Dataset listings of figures
## BEGIN

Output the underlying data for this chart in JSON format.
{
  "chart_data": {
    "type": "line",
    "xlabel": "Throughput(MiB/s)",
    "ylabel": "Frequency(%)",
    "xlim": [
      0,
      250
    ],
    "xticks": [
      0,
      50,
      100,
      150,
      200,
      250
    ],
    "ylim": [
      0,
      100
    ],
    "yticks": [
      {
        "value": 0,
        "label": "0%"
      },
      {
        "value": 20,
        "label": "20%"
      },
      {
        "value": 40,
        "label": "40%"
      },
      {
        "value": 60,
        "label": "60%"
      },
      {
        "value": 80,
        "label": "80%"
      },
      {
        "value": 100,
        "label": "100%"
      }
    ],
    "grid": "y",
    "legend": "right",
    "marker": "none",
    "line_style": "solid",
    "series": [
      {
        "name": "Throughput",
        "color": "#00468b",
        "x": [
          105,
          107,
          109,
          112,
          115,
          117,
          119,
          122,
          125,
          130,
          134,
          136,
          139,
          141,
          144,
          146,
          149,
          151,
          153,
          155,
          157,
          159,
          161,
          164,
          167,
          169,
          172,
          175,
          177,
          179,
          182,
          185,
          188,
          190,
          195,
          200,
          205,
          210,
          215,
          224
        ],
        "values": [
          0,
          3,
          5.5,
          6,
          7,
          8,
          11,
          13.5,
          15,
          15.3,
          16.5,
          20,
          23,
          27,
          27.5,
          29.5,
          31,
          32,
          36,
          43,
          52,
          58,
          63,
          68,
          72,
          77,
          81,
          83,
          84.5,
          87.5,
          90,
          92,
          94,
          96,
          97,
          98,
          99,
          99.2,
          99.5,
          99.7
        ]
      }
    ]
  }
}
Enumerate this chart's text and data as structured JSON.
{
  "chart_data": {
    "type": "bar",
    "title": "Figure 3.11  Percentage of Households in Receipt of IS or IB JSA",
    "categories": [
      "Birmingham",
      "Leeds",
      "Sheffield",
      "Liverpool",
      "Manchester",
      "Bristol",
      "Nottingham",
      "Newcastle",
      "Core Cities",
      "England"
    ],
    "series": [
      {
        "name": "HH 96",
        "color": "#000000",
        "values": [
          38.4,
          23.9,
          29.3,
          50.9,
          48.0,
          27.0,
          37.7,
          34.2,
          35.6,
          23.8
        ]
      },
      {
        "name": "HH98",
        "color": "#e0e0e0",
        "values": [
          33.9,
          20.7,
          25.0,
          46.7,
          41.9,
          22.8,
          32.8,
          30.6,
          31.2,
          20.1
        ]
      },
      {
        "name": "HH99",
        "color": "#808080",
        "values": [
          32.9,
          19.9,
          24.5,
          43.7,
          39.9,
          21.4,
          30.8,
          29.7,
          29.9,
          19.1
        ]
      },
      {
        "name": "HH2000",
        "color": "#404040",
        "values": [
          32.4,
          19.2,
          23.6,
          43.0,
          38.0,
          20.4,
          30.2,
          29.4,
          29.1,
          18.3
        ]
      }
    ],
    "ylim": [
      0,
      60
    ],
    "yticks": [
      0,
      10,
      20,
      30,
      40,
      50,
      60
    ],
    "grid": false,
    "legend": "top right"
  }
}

## END

Given exercise: Can you give every line above again, exactly as written?

Final result:
Output the underlying data for this chart in JSON format.
{
  "chart_data": {
    "type": "line",
    "xlabel": "Throughput(MiB/s)",
    "ylabel": "Frequency(%)",
    "xlim": [
      0,
      250
    ],
    "xticks": [
      0,
      50,
      100,
      150,
      200,
      250
    ],
    "ylim": [
      0,
      100
    ],
    "yticks": [
      {
        "value": 0,
        "label": "0%"
      },
      {
        "value": 20,
        "label": "20%"
      },
      {
        "value": 40,
        "label": "40%"
      },
      {
        "value": 60,
        "label": "60%"
      },
      {
        "value": 80,
        "label": "80%"
      },
      {
        "value": 100,
        "label": "100%"
      }
    ],
    "grid": "y",
    "legend": "right",
    "marker": "none",
    "line_style": "solid",
    "series": [
      {
        "name": "Throughput",
        "color": "#00468b",
        "x": [
          105,
          107,
          109,
          112,
          115,
          117,
          119,
          122,
          125,
          130,
          134,
          136,
          139,
          141,
          144,
          146,
          149,
          151,
          153,
          155,
          157,
          159,
          161,
          164,
          167,
          169,
          172,
          175,
          177,
          179,
          182,
          185,
          188,
          190,
          195,
          200,
          205,
          210,
          215,
          224
        ],
        "values": [
          0,
          3,
          5.5,
          6,
          7,
          8,
          11,
          13.5,
          15,
          15.3,
          16.5,
          20,
          23,
          27,
          27.5,
          29.5,
          31,
          32,
          36,
          43,
          52,
          58,
          63,
          68,
          72,
          77,
          81,
          83,
          84.5,
          87.5,
          90,
          92,
          94,
          96,
          97,
          98,
          99,
          99.2,
          99.5,
          99.7
        ]
      }
    ]
  }
}
Enumerate this chart's text and data as structured JSON.
{
  "chart_data": {
    "type": "bar",
    "title": "Figure 3.11  Percentage of Households in Receipt of IS or IB JSA",
    "categories": [
      "Birmingham",
      "Leeds",
      "Sheffield",
      "Liverpool",
      "Manchester",
      "Bristol",
      "Nottingham",
      "Newcastle",
      "Core Cities",
      "England"
    ],
    "series": [
      {
        "name": "HH 96",
        "color": "#000000",
        "values": [
          38.4,
          23.9,
          29.3,
          50.9,
          48.0,
          27.0,
          37.7,
          34.2,
          35.6,
          23.8
        ]
      },
      {
        "name": "HH98",
        "color": "#e0e0e0",
        "values": [
          33.9,
          20.7,
          25.0,
          46.7,
          41.9,
          22.8,
          32.8,
          30.6,
          31.2,
          20.1
        ]
      },
      {
        "name": "HH99",
        "color": "#808080",
        "values": [
          32.9,
          19.9,
          24.5,
          43.7,
          39.9,
          21.4,
          30.8,
          29.7,
          29.9,
          19.1
        ]
      },
      {
        "name": "HH2000",
        "color": "#404040",
        "values": [
          32.4,
          19.2,
          23.6,
          43.0,
          38.0,
          20.4,
          30.2,
          29.4,
          29.1,
          18.3
        ]
      }
    ],
    "ylim": [
      0,
      60
    ],
    "yticks": [
      0,
      10,
      20,
      30,
      40,
      50,
      60
    ],
    "grid": false,
    "legend": "top right"
  }
}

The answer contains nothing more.